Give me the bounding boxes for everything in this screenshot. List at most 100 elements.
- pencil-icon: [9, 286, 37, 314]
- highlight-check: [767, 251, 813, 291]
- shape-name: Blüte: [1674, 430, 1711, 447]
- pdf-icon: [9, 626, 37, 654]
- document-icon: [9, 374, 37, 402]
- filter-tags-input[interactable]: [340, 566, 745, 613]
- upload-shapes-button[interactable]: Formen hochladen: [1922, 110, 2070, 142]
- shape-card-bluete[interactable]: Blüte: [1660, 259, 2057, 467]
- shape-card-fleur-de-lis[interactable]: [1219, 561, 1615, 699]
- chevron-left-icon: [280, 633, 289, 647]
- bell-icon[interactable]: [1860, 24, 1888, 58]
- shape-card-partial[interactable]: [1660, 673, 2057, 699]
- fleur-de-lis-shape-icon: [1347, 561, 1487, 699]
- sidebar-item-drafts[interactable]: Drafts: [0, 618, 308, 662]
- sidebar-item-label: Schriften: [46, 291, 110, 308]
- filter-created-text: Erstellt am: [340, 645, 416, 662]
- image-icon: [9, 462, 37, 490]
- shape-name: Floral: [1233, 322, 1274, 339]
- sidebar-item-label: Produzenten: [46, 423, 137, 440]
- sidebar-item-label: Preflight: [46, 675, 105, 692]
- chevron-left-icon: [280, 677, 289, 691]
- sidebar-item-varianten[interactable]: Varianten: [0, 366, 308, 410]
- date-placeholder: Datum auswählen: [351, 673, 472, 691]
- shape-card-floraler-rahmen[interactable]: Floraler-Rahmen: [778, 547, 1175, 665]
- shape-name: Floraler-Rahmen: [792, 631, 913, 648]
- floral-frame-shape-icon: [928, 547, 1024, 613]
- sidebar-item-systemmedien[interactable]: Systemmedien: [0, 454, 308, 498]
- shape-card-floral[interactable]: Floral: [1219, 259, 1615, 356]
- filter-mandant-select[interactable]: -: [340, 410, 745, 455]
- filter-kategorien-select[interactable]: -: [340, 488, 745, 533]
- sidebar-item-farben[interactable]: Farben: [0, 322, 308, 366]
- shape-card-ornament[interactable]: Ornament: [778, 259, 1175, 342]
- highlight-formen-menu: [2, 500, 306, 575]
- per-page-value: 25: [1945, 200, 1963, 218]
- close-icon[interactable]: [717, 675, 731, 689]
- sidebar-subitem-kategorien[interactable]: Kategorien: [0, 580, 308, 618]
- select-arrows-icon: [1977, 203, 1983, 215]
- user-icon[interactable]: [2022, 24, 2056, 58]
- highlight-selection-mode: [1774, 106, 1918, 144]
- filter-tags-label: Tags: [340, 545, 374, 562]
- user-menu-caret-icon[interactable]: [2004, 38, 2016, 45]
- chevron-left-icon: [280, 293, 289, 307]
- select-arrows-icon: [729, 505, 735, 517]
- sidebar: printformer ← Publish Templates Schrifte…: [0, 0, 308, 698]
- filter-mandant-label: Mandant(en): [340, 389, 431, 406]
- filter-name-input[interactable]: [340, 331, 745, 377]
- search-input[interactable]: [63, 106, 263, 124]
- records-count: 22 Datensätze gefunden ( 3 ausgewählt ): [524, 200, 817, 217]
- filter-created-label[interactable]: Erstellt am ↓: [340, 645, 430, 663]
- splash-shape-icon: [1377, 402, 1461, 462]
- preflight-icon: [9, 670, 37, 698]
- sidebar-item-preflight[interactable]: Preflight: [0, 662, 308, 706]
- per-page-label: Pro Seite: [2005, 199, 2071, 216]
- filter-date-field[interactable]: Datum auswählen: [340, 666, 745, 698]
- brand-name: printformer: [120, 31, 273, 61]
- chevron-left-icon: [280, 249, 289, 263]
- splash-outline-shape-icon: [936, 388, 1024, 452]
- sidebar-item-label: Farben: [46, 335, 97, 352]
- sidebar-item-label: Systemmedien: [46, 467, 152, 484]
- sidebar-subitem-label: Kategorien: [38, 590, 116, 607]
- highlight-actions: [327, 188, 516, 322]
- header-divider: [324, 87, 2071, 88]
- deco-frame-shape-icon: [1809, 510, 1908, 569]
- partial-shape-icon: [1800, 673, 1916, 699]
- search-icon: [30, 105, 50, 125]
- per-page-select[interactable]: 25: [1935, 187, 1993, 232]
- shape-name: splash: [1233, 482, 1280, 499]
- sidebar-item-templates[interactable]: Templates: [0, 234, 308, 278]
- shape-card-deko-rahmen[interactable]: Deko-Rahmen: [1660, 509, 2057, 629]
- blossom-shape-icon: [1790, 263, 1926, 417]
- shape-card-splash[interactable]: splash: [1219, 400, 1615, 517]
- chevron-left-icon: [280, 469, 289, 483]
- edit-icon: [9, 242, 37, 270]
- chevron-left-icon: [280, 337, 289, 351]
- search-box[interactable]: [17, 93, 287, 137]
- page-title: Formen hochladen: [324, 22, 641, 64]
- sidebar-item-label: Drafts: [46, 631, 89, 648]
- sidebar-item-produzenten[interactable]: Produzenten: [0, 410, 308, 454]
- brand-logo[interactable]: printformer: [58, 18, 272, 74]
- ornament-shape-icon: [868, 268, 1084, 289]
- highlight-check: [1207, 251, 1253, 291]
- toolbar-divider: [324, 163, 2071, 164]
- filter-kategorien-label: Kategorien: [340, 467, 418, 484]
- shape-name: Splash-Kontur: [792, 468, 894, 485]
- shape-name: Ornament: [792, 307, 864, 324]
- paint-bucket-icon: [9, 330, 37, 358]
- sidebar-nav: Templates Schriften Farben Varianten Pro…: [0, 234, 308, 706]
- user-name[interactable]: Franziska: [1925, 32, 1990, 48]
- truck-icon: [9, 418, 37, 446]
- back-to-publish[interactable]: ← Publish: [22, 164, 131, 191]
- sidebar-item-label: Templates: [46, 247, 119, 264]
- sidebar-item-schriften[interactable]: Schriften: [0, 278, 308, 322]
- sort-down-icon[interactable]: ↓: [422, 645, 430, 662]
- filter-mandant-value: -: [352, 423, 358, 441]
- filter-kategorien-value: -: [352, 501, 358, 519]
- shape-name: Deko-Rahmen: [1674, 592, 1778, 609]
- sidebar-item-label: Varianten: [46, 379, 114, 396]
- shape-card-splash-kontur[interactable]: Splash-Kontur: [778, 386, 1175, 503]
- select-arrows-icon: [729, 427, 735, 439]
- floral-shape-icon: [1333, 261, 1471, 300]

## SHORT PROBLEM:
Print all of the lines above again, unchanged and in the same order.

## RESULT OF THIS TASK:
Give me the bounding boxes for everything in this screenshot. List at most 100 elements.
- pencil-icon: [9, 286, 37, 314]
- highlight-check: [767, 251, 813, 291]
- shape-name: Blüte: [1674, 430, 1711, 447]
- pdf-icon: [9, 626, 37, 654]
- document-icon: [9, 374, 37, 402]
- filter-tags-input[interactable]: [340, 566, 745, 613]
- upload-shapes-button[interactable]: Formen hochladen: [1922, 110, 2070, 142]
- shape-card-bluete[interactable]: Blüte: [1660, 259, 2057, 467]
- shape-card-fleur-de-lis[interactable]: [1219, 561, 1615, 699]
- chevron-left-icon: [280, 633, 289, 647]
- bell-icon[interactable]: [1860, 24, 1888, 58]
- shape-card-partial[interactable]: [1660, 673, 2057, 699]
- fleur-de-lis-shape-icon: [1347, 561, 1487, 699]
- sidebar-item-drafts[interactable]: Drafts: [0, 618, 308, 662]
- sidebar-item-label: Schriften: [46, 291, 110, 308]
- filter-created-text: Erstellt am: [340, 645, 416, 662]
- image-icon: [9, 462, 37, 490]
- shape-name: Floral: [1233, 322, 1274, 339]
- sidebar-item-label: Produzenten: [46, 423, 137, 440]
- sidebar-item-label: Preflight: [46, 675, 105, 692]
- chevron-left-icon: [280, 677, 289, 691]
- sidebar-item-varianten[interactable]: Varianten: [0, 366, 308, 410]
- date-placeholder: Datum auswählen: [351, 673, 472, 691]
- shape-card-floraler-rahmen[interactable]: Floraler-Rahmen: [778, 547, 1175, 665]
- shape-name: Floraler-Rahmen: [792, 631, 913, 648]
- floral-frame-shape-icon: [928, 547, 1024, 613]
- sidebar-item-systemmedien[interactable]: Systemmedien: [0, 454, 308, 498]
- shape-card-floral[interactable]: Floral: [1219, 259, 1615, 356]
- filter-mandant-select[interactable]: -: [340, 410, 745, 455]
- filter-kategorien-select[interactable]: -: [340, 488, 745, 533]
- sidebar-item-farben[interactable]: Farben: [0, 322, 308, 366]
- shape-card-ornament[interactable]: Ornament: [778, 259, 1175, 342]
- highlight-formen-menu: [2, 500, 306, 575]
- per-page-value: 25: [1945, 200, 1963, 218]
- close-icon[interactable]: [717, 675, 731, 689]
- sidebar-subitem-kategorien[interactable]: Kategorien: [0, 580, 308, 618]
- select-arrows-icon: [1977, 203, 1983, 215]
- user-icon[interactable]: [2022, 24, 2056, 58]
- highlight-selection-mode: [1774, 106, 1918, 144]
- filter-tags-label: Tags: [340, 545, 374, 562]
- user-menu-caret-icon[interactable]: [2004, 38, 2016, 45]
- chevron-left-icon: [280, 293, 289, 307]
- select-arrows-icon: [729, 505, 735, 517]
- sidebar: printformer ← Publish Templates Schrifte…: [0, 0, 308, 698]
- filter-mandant-label: Mandant(en): [340, 389, 431, 406]
- filter-name-input[interactable]: [340, 331, 745, 377]
- search-input[interactable]: [63, 106, 263, 124]
- records-count: 22 Datensätze gefunden ( 3 ausgewählt ): [524, 200, 817, 217]
- filter-created-label[interactable]: Erstellt am ↓: [340, 645, 430, 663]
- splash-shape-icon: [1377, 402, 1461, 462]
- preflight-icon: [9, 670, 37, 698]
- sidebar-item-preflight[interactable]: Preflight: [0, 662, 308, 706]
- per-page-label: Pro Seite: [2005, 199, 2071, 216]
- filter-date-field[interactable]: Datum auswählen: [340, 666, 745, 698]
- brand-name: printformer: [120, 31, 273, 61]
- chevron-left-icon: [280, 249, 289, 263]
- splash-outline-shape-icon: [936, 388, 1024, 452]
- sidebar-item-label: Farben: [46, 335, 97, 352]
- sidebar-item-label: Systemmedien: [46, 467, 152, 484]
- sidebar-subitem-label: Kategorien: [38, 590, 116, 607]
- highlight-actions: [327, 188, 516, 322]
- header-divider: [324, 87, 2071, 88]
- deco-frame-shape-icon: [1809, 510, 1908, 569]
- partial-shape-icon: [1800, 673, 1916, 699]
- search-icon: [30, 105, 50, 125]
- per-page-select[interactable]: 25: [1935, 187, 1993, 232]
- shape-name: splash: [1233, 482, 1280, 499]
- sidebar-item-templates[interactable]: Templates: [0, 234, 308, 278]
- shape-card-deko-rahmen[interactable]: Deko-Rahmen: [1660, 509, 2057, 629]
- blossom-shape-icon: [1790, 263, 1926, 417]
- shape-card-splash[interactable]: splash: [1219, 400, 1615, 517]
- chevron-left-icon: [280, 469, 289, 483]
- edit-icon: [9, 242, 37, 270]
- chevron-left-icon: [280, 337, 289, 351]
- search-box[interactable]: [17, 93, 287, 137]
- page-title: Formen hochladen: [324, 22, 641, 64]
- sidebar-item-label: Drafts: [46, 631, 89, 648]
- sidebar-item-produzenten[interactable]: Produzenten: [0, 410, 308, 454]
- brand-logo[interactable]: printformer: [58, 18, 272, 74]
- ornament-shape-icon: [868, 268, 1084, 289]
- highlight-check: [1207, 251, 1253, 291]
- toolbar-divider: [324, 163, 2071, 164]
- filter-kategorien-label: Kategorien: [340, 467, 418, 484]
- shape-name: Splash-Kontur: [792, 468, 894, 485]
- shape-name: Ornament: [792, 307, 864, 324]
- paint-bucket-icon: [9, 330, 37, 358]
- sidebar-nav: Templates Schriften Farben Varianten Pro…: [0, 234, 308, 706]
- user-name[interactable]: Franziska: [1925, 32, 1990, 48]
- truck-icon: [9, 418, 37, 446]
- back-to-publish[interactable]: ← Publish: [22, 164, 131, 191]
- sidebar-item-label: Templates: [46, 247, 119, 264]
- sidebar-item-schriften[interactable]: Schriften: [0, 278, 308, 322]
- sort-down-icon[interactable]: ↓: [422, 645, 430, 662]
- filter-mandant-value: -: [352, 423, 358, 441]
- filter-kategorien-value: -: [352, 501, 358, 519]
- shape-name: Deko-Rahmen: [1674, 592, 1778, 609]
- sidebar-item-label: Varianten: [46, 379, 114, 396]
- shape-card-splash-kontur[interactable]: Splash-Kontur: [778, 386, 1175, 503]
- select-arrows-icon: [729, 427, 735, 439]
- floral-shape-icon: [1333, 261, 1471, 300]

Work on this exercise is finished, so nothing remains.